◆ **Exercise**
Search the material below for the string "在光滑水平面上" and extract each line that has it.

◆ **Records for this task**
*****

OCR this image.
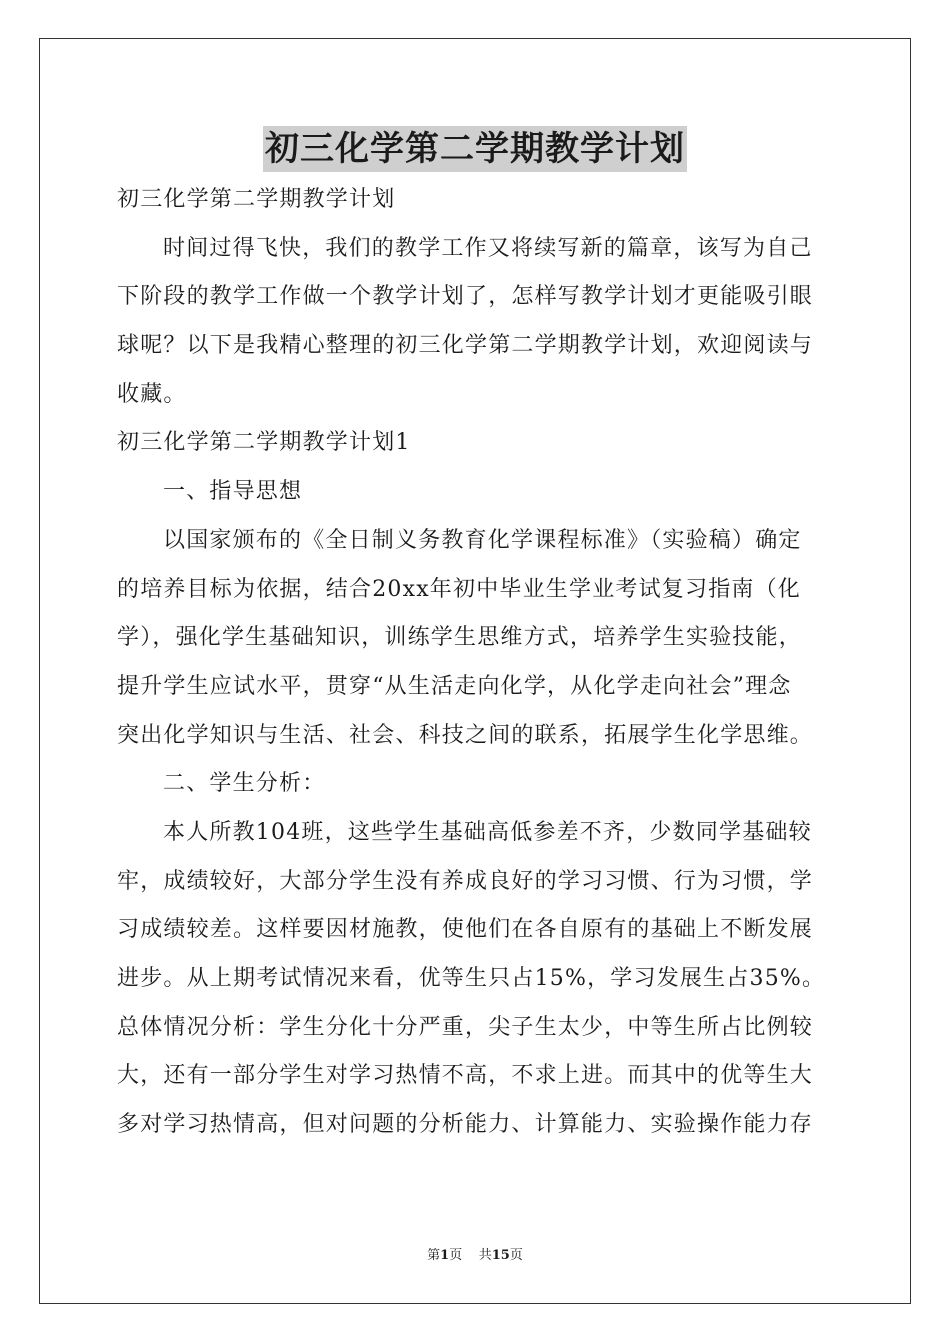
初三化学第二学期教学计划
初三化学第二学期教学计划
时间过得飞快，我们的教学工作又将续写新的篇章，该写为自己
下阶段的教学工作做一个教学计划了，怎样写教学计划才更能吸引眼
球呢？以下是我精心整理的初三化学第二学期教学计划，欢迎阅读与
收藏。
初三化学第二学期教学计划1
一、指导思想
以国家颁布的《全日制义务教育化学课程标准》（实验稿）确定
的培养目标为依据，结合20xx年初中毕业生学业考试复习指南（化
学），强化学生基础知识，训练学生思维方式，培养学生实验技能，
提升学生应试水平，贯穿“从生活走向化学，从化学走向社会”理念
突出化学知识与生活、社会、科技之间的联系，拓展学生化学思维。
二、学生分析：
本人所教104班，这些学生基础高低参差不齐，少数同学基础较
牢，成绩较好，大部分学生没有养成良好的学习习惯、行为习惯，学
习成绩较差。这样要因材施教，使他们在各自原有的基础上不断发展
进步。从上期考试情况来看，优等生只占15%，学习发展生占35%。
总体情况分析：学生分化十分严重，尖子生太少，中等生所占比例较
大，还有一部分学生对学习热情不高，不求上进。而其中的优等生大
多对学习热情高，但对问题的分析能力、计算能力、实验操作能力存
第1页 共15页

*****

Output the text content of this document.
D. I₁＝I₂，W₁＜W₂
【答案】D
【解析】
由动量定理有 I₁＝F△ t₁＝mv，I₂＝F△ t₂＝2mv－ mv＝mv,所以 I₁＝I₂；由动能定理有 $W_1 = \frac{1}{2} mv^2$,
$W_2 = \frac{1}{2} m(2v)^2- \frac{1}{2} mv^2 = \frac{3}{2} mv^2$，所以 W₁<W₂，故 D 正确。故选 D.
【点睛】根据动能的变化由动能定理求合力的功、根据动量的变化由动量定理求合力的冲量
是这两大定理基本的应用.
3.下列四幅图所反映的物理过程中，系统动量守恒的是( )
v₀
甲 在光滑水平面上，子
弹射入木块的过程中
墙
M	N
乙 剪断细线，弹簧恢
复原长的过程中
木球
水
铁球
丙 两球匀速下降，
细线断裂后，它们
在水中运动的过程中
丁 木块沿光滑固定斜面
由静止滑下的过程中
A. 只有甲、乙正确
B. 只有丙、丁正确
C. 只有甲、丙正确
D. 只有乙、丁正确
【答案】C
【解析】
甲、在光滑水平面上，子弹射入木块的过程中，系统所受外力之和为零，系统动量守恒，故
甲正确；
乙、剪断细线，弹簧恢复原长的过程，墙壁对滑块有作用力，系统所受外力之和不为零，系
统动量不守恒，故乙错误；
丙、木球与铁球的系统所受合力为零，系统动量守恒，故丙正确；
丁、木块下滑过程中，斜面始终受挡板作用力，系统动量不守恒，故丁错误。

*****

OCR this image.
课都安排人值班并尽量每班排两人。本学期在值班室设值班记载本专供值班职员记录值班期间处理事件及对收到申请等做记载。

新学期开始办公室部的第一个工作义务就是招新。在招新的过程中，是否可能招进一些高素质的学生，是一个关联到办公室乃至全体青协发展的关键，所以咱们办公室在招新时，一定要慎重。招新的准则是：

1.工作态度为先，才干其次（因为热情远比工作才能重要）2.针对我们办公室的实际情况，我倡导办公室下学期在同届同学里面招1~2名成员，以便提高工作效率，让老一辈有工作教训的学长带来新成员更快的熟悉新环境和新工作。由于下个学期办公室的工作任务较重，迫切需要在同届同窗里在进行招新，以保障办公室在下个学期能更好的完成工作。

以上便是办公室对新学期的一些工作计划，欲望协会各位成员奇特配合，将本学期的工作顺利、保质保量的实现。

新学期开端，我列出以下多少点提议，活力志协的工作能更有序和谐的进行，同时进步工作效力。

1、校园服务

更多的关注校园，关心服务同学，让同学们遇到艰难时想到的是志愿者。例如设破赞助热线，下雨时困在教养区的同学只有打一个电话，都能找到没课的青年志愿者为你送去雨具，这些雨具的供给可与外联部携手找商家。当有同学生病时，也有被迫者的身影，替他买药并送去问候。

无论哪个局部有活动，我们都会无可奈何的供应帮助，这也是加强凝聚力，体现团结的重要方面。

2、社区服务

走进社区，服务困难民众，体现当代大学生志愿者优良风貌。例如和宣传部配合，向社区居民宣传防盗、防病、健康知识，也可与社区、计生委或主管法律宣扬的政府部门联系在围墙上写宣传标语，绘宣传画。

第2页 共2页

*****

◆ **Answer to this problem**
甲 在光滑水平面上，子
甲、在光滑水平面上，子弹射入木块的过程中，系统所受外力之和为零，系统动量守恒，故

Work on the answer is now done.